DATA ENTRIES:
______________________________

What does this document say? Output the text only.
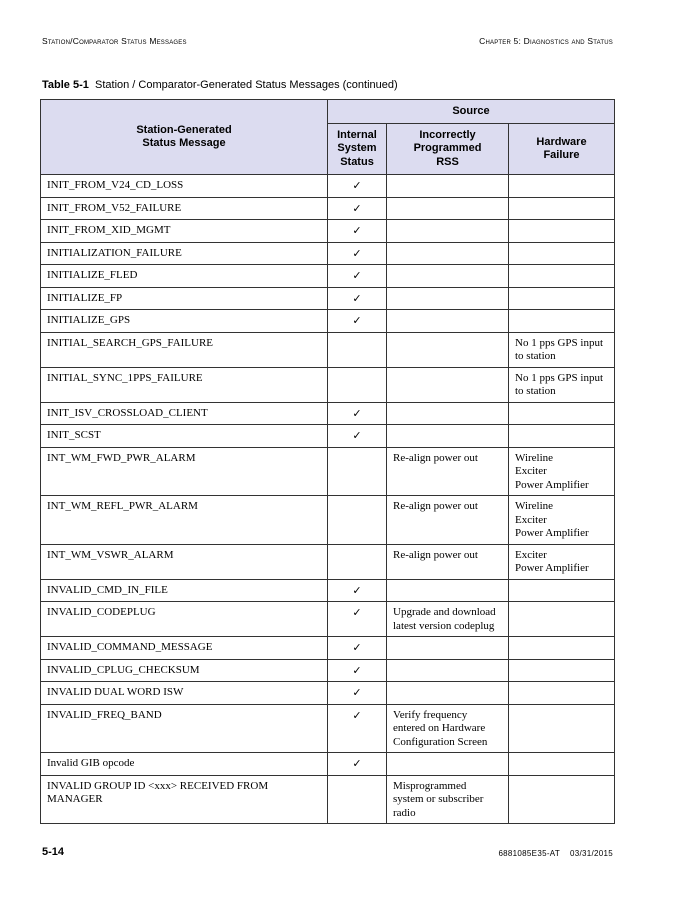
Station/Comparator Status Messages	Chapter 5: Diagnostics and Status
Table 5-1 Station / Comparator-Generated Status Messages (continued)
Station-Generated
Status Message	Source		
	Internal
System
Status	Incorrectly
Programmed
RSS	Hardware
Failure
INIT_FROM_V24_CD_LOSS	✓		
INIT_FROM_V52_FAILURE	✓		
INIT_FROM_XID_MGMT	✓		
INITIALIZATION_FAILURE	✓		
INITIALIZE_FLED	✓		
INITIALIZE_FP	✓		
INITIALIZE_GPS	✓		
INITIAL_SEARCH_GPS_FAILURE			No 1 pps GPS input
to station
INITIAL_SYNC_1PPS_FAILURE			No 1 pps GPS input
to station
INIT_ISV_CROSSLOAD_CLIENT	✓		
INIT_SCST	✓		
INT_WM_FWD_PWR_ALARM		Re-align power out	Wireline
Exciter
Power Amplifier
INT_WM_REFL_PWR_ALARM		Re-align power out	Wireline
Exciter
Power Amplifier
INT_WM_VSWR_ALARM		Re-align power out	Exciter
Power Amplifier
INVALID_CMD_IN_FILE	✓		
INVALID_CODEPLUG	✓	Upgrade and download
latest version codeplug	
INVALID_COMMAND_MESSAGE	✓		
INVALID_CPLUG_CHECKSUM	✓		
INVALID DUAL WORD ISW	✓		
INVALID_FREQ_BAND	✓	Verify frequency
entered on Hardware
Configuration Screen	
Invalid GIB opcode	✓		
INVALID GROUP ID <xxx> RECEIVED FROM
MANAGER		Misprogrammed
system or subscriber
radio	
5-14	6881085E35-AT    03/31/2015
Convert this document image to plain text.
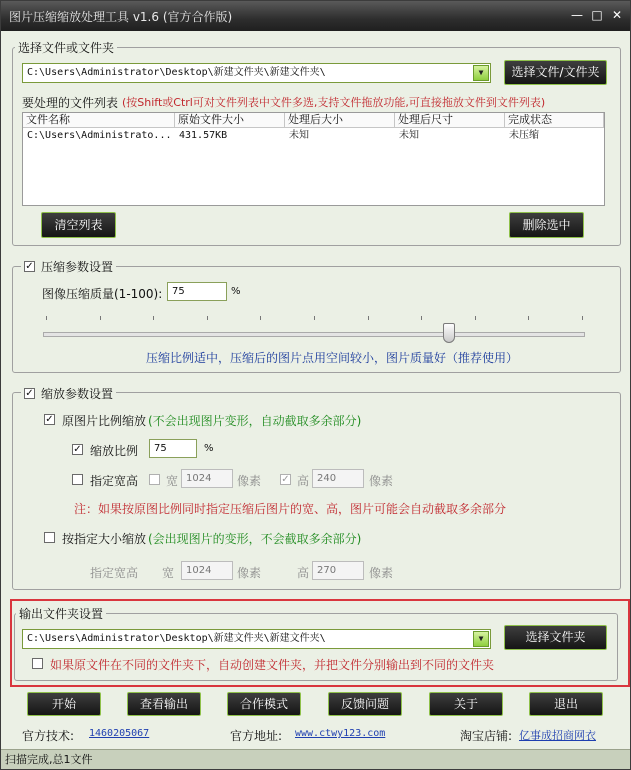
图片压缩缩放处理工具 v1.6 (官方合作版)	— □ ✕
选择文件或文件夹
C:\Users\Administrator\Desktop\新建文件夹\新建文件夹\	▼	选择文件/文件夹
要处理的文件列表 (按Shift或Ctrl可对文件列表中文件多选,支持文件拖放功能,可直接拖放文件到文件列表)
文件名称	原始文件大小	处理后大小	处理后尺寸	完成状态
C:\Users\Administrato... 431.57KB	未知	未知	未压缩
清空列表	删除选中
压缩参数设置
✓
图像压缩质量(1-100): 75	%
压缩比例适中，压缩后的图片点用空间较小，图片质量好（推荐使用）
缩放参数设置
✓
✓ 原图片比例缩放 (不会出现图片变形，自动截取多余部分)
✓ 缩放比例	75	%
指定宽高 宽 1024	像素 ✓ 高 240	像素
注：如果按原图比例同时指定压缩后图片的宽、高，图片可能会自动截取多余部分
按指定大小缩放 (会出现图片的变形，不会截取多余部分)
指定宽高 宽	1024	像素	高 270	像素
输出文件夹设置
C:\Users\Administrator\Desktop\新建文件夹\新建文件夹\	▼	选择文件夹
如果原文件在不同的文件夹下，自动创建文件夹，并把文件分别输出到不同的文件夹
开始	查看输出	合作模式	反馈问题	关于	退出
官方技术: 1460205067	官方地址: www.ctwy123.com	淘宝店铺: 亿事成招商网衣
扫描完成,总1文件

______________________________

DIRECTIVE: Copy exactly the lines from the one containing "Convert this document image to plain text." through the final line of the records above, both included, and leave out any pictures.

SOLUTION FOR THIS EXERCISE:
Convert this document image to plain text.
图片压缩缩放处理工具 v1.6 (官方合作版)	— □ ✕
选择文件或文件夹
C:\Users\Administrator\Desktop\新建文件夹\新建文件夹\	▼	选择文件/文件夹
要处理的文件列表 (按Shift或Ctrl可对文件列表中文件多选,支持文件拖放功能,可直接拖放文件到文件列表)
文件名称	原始文件大小	处理后大小	处理后尺寸	完成状态
C:\Users\Administrato... 431.57KB	未知	未知	未压缩
清空列表	删除选中
压缩参数设置
✓
图像压缩质量(1-100): 75	%
压缩比例适中，压缩后的图片点用空间较小，图片质量好（推荐使用）
缩放参数设置
✓
✓ 原图片比例缩放 (不会出现图片变形，自动截取多余部分)
✓ 缩放比例	75	%
指定宽高 宽 1024	像素 ✓ 高 240	像素
注：如果按原图比例同时指定压缩后图片的宽、高，图片可能会自动截取多余部分
按指定大小缩放 (会出现图片的变形，不会截取多余部分)
指定宽高 宽	1024	像素	高 270	像素
输出文件夹设置
C:\Users\Administrator\Desktop\新建文件夹\新建文件夹\	▼	选择文件夹
如果原文件在不同的文件夹下，自动创建文件夹，并把文件分别输出到不同的文件夹
开始	查看输出	合作模式	反馈问题	关于	退出
官方技术: 1460205067	官方地址: www.ctwy123.com	淘宝店铺: 亿事成招商网衣
扫描完成,总1文件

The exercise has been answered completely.